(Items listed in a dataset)
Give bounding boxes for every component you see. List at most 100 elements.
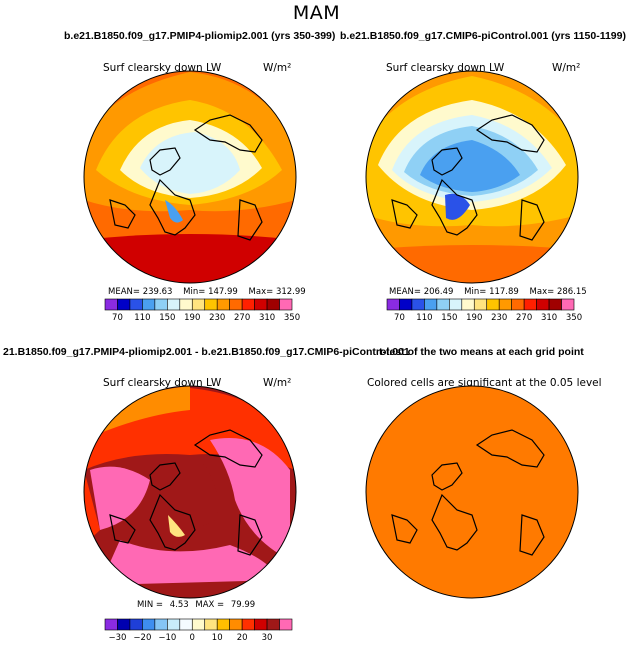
colorbar-cell (266, 618, 280, 631)
max-label: Max= (529, 287, 555, 297)
max-value: 79.99 (230, 600, 256, 610)
colorbar-cell (511, 298, 525, 311)
colorbar-cell (486, 298, 500, 311)
colorbar-tick-label: 10 (212, 633, 223, 643)
colorbar-cell (473, 298, 488, 311)
colorbar-cell (179, 298, 193, 311)
max-value: 286.15 (556, 287, 587, 297)
colorbar-tick-label: 310 (259, 313, 275, 323)
colorbar-cell (204, 298, 218, 311)
colorbar-tick-label: 20 (237, 633, 248, 643)
colorbar-cell (266, 298, 280, 311)
map-panel2 (366, 71, 578, 283)
colorbar-cell (449, 298, 463, 311)
colorbar-cell (279, 298, 293, 311)
panel2-stats: MEAN= 206.49 Min= 117.89 Max= 286.15 (389, 287, 587, 297)
mean-value: 239.63 (142, 287, 173, 297)
colorbar-cell (191, 618, 206, 631)
panel4-title: t-test of the two means at each grid poi… (379, 346, 584, 358)
colorbar-cell (229, 618, 243, 631)
colorbar-cell (129, 298, 143, 311)
colorbar-cell (436, 298, 450, 311)
coastlines-panel1 (109, 114, 263, 241)
colorbar-cell (254, 618, 268, 631)
min-value: 147.99 (208, 287, 238, 297)
colorbar-cell (179, 618, 193, 631)
colorbar-tick-label: 30 (262, 633, 273, 643)
min-value: 4.53 (169, 600, 189, 610)
colorbar-cell (216, 298, 230, 311)
colorbar-tick-label: 350 (284, 313, 300, 323)
map-panel3 (84, 386, 296, 598)
max-value: 312.99 (275, 287, 306, 297)
colorbar-cell (498, 298, 512, 311)
min-value: 117.89 (489, 287, 519, 297)
colorbar-cell (142, 298, 156, 311)
map-panel1 (84, 71, 296, 283)
colorbar-tick-label: 310 (541, 313, 557, 323)
colorbar-tick-label: 70 (112, 313, 123, 323)
colorbar-panel2: 70 110 150 190 230 270 310 350 (386, 298, 582, 323)
mean-label: MEAN= (389, 287, 421, 297)
colorbar-cell (154, 618, 168, 631)
colorbar-cell (279, 618, 293, 631)
panel1-title: b.e21.B1850.f09_g17.PMIP4-pliomip2.001 (… (64, 30, 336, 42)
page-title: MAM (292, 2, 341, 24)
colorbar-tick-label: 270 (234, 313, 250, 323)
colorbar-tick-label: 150 (159, 313, 175, 323)
coastlines-panel4 (391, 429, 545, 556)
map-border (83, 385, 297, 599)
colorbar-tick-label: 0 (190, 633, 195, 643)
colorbar-cell (104, 618, 118, 631)
colorbar-cell (104, 298, 118, 311)
colorbar-tick-label: 230 (209, 313, 225, 323)
max-label: Max= (248, 287, 274, 297)
colorbar-tick-label: 190 (466, 313, 482, 323)
map-border (83, 70, 297, 284)
colorbar-cell (117, 618, 131, 631)
colorbar-cell (154, 298, 168, 311)
min-label: Min= (464, 287, 487, 297)
colorbar-cell (229, 298, 243, 311)
colorbar-tick-label: 230 (491, 313, 507, 323)
colorbar-cell (142, 618, 156, 631)
panel3-stats: MIN = 4.53 MAX = 79.99 (137, 600, 255, 610)
colorbar-cell (523, 298, 537, 311)
map-border (365, 70, 579, 284)
coastlines-panel2 (391, 114, 545, 241)
colorbar-tick-label: 70 (394, 313, 405, 323)
panel3-title: 21.B1850.f09_g17.PMIP4-pliomip2.001 - b.… (3, 346, 410, 358)
min-label: MIN = (137, 600, 164, 610)
colorbar-cell (117, 298, 131, 311)
colorbar-cell (167, 298, 181, 311)
colorbar-tick-label: 270 (516, 313, 532, 323)
colorbar-cell (411, 298, 425, 311)
panel1-units: W/m² (263, 62, 292, 74)
colorbar-panel1: 70 110 150 190 230 270 310 350 (104, 298, 300, 323)
colorbar-cell (399, 298, 413, 311)
colorbar-cell (129, 618, 143, 631)
colorbar-cell (241, 618, 255, 631)
min-label: Min= (183, 287, 206, 297)
colorbar-tick-label: −20 (133, 633, 151, 643)
colorbar-cell (561, 298, 575, 311)
colorbar-cell (191, 298, 206, 311)
map-panel4 (366, 386, 578, 598)
colorbar-tick-label: 110 (416, 313, 432, 323)
colorbar-cell (204, 618, 218, 631)
panel2-units: W/m² (552, 62, 581, 74)
panel3-units: W/m² (263, 377, 292, 389)
colorbar-panel3: −30 −20 −10 0 10 20 30 (104, 618, 293, 643)
panel4-note: Colored cells are significant at the 0.0… (367, 377, 602, 389)
colorbar-tick-label: 150 (441, 313, 457, 323)
panel2-title: b.e21.B1850.f09_g17.CMIP6-piControl.001 … (340, 30, 626, 42)
colorbar-tick-label: −10 (158, 633, 176, 643)
map-border (365, 385, 579, 599)
colorbar-cell (386, 298, 400, 311)
panel1-stats: MEAN= 239.63 Min= 147.99 Max= 312.99 (108, 287, 306, 297)
colorbar-tick-label: −30 (108, 633, 126, 643)
colorbar-tick-label: 350 (566, 313, 582, 323)
max-label: MAX = (195, 600, 225, 610)
colorbar-cell (216, 618, 230, 631)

__What you will do__:
Among the lines above, find each one containing the string "stats" and copy it.

__Task solution__:
panel2-stats: MEAN= 206.49 Min= 117.89 Max= 286.15 (389, 287, 587, 297)
panel3-stats: MIN = 4.53 MAX = 79.99 (137, 600, 255, 610)
panel1-stats: MEAN= 239.63 Min= 147.99 Max= 312.99 (108, 287, 306, 297)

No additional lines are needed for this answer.